[Short exercise]
Extract the full set of records that follows, word for word.

[Supplied information]
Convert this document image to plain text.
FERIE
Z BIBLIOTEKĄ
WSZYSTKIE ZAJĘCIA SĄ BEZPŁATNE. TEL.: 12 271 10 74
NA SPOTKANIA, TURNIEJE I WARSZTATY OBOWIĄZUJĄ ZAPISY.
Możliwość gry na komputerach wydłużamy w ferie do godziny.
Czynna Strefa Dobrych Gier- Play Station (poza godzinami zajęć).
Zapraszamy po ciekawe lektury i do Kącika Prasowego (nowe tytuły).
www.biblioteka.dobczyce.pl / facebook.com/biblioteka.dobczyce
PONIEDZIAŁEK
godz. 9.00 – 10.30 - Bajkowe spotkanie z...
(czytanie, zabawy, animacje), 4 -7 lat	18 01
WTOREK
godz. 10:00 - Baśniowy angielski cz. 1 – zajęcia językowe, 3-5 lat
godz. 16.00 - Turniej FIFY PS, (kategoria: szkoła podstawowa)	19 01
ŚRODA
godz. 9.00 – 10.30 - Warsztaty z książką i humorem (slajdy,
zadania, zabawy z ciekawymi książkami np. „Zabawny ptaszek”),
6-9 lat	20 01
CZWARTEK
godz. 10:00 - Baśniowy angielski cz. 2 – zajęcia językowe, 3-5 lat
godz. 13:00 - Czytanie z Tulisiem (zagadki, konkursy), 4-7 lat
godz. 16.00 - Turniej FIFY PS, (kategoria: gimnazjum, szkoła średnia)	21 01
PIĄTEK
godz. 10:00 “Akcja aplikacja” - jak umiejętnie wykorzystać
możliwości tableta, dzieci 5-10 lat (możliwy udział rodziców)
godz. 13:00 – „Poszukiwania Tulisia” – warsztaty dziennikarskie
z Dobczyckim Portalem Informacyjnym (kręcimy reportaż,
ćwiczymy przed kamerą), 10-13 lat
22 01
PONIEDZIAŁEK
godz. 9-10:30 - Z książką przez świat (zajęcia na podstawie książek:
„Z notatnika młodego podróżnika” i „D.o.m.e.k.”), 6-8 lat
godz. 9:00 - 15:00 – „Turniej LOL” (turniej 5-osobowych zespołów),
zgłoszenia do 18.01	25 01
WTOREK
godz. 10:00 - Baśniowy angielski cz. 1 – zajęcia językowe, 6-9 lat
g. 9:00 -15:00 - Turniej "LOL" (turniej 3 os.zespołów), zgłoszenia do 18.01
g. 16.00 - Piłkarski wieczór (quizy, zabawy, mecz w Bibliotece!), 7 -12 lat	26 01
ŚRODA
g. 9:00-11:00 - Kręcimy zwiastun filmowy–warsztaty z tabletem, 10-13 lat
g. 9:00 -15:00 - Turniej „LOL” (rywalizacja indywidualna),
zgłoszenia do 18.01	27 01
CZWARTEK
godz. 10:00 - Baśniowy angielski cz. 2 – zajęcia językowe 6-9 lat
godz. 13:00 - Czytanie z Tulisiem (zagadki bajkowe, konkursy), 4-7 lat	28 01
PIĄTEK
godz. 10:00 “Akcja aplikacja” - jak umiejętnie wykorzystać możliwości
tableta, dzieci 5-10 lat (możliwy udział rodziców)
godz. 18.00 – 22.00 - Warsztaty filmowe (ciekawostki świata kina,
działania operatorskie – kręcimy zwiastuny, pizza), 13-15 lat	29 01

[Task output]
Convert this document image to plain text.
FERIE
Z BIBLIOTEKĄ
WSZYSTKIE ZAJĘCIA SĄ BEZPŁATNE. TEL.: 12 271 10 74
NA SPOTKANIA, TURNIEJE I WARSZTATY OBOWIĄZUJĄ ZAPISY.
Możliwość gry na komputerach wydłużamy w ferie do godziny.
Czynna Strefa Dobrych Gier- Play Station (poza godzinami zajęć).
Zapraszamy po ciekawe lektury i do Kącika Prasowego (nowe tytuły).
www.biblioteka.dobczyce.pl / facebook.com/biblioteka.dobczyce
PONIEDZIAŁEK
godz. 9.00 – 10.30 - Bajkowe spotkanie z...
(czytanie, zabawy, animacje), 4 -7 lat	18 01
WTOREK
godz. 10:00 - Baśniowy angielski cz. 1 – zajęcia językowe, 3-5 lat
godz. 16.00 - Turniej FIFY PS, (kategoria: szkoła podstawowa)	19 01
ŚRODA
godz. 9.00 – 10.30 - Warsztaty z książką i humorem (slajdy,
zadania, zabawy z ciekawymi książkami np. „Zabawny ptaszek”),
6-9 lat	20 01
CZWARTEK
godz. 10:00 - Baśniowy angielski cz. 2 – zajęcia językowe, 3-5 lat
godz. 13:00 - Czytanie z Tulisiem (zagadki, konkursy), 4-7 lat
godz. 16.00 - Turniej FIFY PS, (kategoria: gimnazjum, szkoła średnia)	21 01
PIĄTEK
godz. 10:00 “Akcja aplikacja” - jak umiejętnie wykorzystać
możliwości tableta, dzieci 5-10 lat (możliwy udział rodziców)
godz. 13:00 – „Poszukiwania Tulisia” – warsztaty dziennikarskie
z Dobczyckim Portalem Informacyjnym (kręcimy reportaż,
ćwiczymy przed kamerą), 10-13 lat
22 01
PONIEDZIAŁEK
godz. 9-10:30 - Z książką przez świat (zajęcia na podstawie książek:
„Z notatnika młodego podróżnika” i „D.o.m.e.k.”), 6-8 lat
godz. 9:00 - 15:00 – „Turniej LOL” (turniej 5-osobowych zespołów),
zgłoszenia do 18.01	25 01
WTOREK
godz. 10:00 - Baśniowy angielski cz. 1 – zajęcia językowe, 6-9 lat
g. 9:00 -15:00 - Turniej "LOL" (turniej 3 os.zespołów), zgłoszenia do 18.01
g. 16.00 - Piłkarski wieczór (quizy, zabawy, mecz w Bibliotece!), 7 -12 lat	26 01
ŚRODA
g. 9:00-11:00 - Kręcimy zwiastun filmowy–warsztaty z tabletem, 10-13 lat
g. 9:00 -15:00 - Turniej „LOL” (rywalizacja indywidualna),
zgłoszenia do 18.01	27 01
CZWARTEK
godz. 10:00 - Baśniowy angielski cz. 2 – zajęcia językowe 6-9 lat
godz. 13:00 - Czytanie z Tulisiem (zagadki bajkowe, konkursy), 4-7 lat	28 01
PIĄTEK
godz. 10:00 “Akcja aplikacja” - jak umiejętnie wykorzystać możliwości
tableta, dzieci 5-10 lat (możliwy udział rodziców)
godz. 18.00 – 22.00 - Warsztaty filmowe (ciekawostki świata kina,
działania operatorskie – kręcimy zwiastuny, pizza), 13-15 lat	29 01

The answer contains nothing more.